[Input]
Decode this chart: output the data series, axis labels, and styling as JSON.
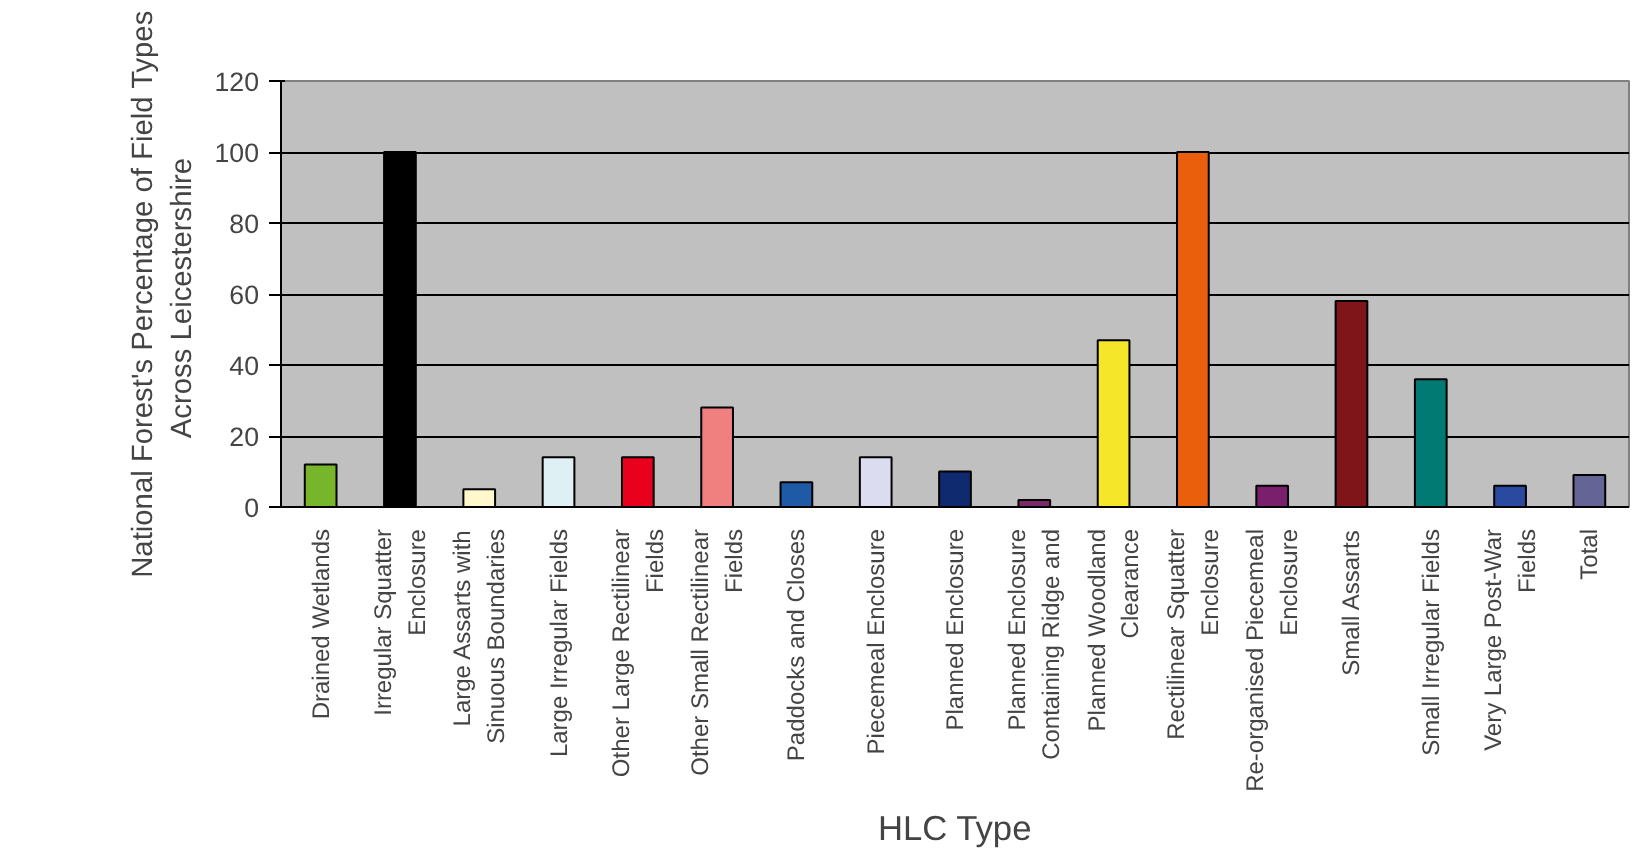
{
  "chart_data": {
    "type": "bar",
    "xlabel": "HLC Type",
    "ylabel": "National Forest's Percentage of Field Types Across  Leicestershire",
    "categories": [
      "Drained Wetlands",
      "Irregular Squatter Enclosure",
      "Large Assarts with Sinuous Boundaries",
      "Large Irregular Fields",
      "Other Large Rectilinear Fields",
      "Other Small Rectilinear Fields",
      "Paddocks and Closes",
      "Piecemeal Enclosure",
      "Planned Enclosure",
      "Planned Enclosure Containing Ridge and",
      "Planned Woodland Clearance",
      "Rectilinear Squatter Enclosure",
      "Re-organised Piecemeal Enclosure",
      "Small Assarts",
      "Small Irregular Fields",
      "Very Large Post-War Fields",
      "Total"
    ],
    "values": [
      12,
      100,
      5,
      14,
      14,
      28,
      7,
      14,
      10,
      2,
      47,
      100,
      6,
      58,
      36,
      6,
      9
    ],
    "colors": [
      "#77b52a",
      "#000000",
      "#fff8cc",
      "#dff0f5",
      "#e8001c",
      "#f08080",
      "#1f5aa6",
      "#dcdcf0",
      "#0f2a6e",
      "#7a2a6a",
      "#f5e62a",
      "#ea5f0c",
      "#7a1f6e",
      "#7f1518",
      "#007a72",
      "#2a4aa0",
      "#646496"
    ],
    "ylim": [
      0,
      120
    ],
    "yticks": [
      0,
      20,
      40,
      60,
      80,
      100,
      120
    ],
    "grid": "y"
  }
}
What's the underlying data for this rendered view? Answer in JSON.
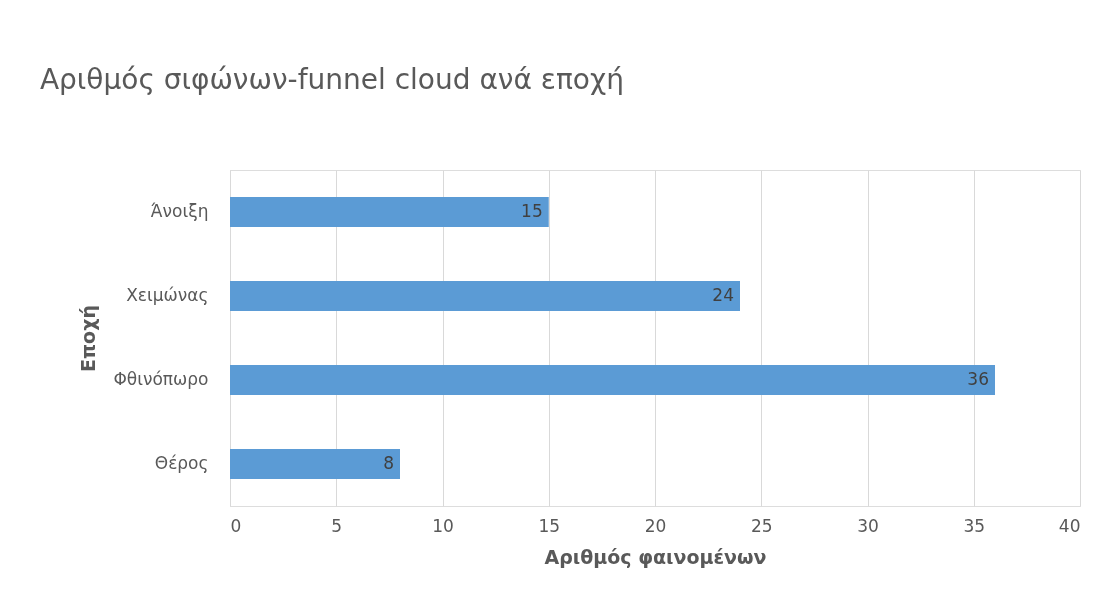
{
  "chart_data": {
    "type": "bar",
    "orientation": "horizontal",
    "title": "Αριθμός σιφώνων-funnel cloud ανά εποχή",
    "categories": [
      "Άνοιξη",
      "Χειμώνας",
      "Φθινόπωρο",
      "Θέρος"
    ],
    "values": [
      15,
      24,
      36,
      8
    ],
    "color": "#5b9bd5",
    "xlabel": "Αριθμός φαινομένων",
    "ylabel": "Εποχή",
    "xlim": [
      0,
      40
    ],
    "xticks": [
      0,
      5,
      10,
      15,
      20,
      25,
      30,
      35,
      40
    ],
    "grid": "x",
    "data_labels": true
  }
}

[Task brief] Using the listing above, copy exactly the lines from the one that contains "What's the underlying" through its last line, both included, but not the pictures.

[Answer to the problem]
What's the underlying data for this rendered view? Answer in JSON.
{
  "chart_data": {
    "type": "bar",
    "orientation": "horizontal",
    "title": "Αριθμός σιφώνων-funnel cloud ανά εποχή",
    "categories": [
      "Άνοιξη",
      "Χειμώνας",
      "Φθινόπωρο",
      "Θέρος"
    ],
    "values": [
      15,
      24,
      36,
      8
    ],
    "color": "#5b9bd5",
    "xlabel": "Αριθμός φαινομένων",
    "ylabel": "Εποχή",
    "xlim": [
      0,
      40
    ],
    "xticks": [
      0,
      5,
      10,
      15,
      20,
      25,
      30,
      35,
      40
    ],
    "grid": "x",
    "data_labels": true
  }
}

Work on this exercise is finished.